Problem details
Search the entries for the word "Information" and pull out each line that has it.

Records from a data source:
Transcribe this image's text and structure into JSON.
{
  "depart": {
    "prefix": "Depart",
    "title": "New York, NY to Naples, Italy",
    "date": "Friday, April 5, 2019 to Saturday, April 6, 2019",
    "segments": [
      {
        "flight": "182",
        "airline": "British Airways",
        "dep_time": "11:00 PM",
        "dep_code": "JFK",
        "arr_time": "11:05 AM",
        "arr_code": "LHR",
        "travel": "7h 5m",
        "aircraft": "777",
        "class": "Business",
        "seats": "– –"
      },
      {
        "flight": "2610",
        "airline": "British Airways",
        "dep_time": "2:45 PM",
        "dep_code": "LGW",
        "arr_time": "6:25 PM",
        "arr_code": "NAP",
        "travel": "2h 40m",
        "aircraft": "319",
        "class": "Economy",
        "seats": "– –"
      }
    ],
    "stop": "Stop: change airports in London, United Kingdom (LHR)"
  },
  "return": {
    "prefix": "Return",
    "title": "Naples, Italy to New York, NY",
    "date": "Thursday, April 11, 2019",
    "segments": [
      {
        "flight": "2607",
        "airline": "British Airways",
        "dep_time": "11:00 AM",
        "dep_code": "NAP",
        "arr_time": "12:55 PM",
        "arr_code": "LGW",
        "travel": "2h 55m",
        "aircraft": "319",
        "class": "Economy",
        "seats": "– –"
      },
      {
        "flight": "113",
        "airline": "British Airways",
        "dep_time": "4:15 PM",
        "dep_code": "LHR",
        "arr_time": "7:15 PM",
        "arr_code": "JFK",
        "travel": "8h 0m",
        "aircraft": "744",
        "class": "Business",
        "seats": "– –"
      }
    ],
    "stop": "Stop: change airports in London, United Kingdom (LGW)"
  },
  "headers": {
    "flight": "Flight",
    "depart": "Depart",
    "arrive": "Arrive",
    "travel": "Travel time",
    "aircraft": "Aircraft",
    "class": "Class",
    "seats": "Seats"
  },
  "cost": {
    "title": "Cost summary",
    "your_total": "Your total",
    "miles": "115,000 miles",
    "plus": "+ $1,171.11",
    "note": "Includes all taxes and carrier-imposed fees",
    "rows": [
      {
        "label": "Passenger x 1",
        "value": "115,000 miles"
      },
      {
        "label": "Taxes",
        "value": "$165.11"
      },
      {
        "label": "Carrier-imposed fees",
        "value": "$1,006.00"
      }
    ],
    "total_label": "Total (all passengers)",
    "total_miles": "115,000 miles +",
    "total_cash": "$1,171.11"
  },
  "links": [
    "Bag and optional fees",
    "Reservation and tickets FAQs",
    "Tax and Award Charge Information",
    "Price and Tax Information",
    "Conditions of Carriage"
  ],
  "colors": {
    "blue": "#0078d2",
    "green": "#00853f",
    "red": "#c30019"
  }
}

Completed exercise
    "Tax and Award Charge Information",
    "Price and Tax Information",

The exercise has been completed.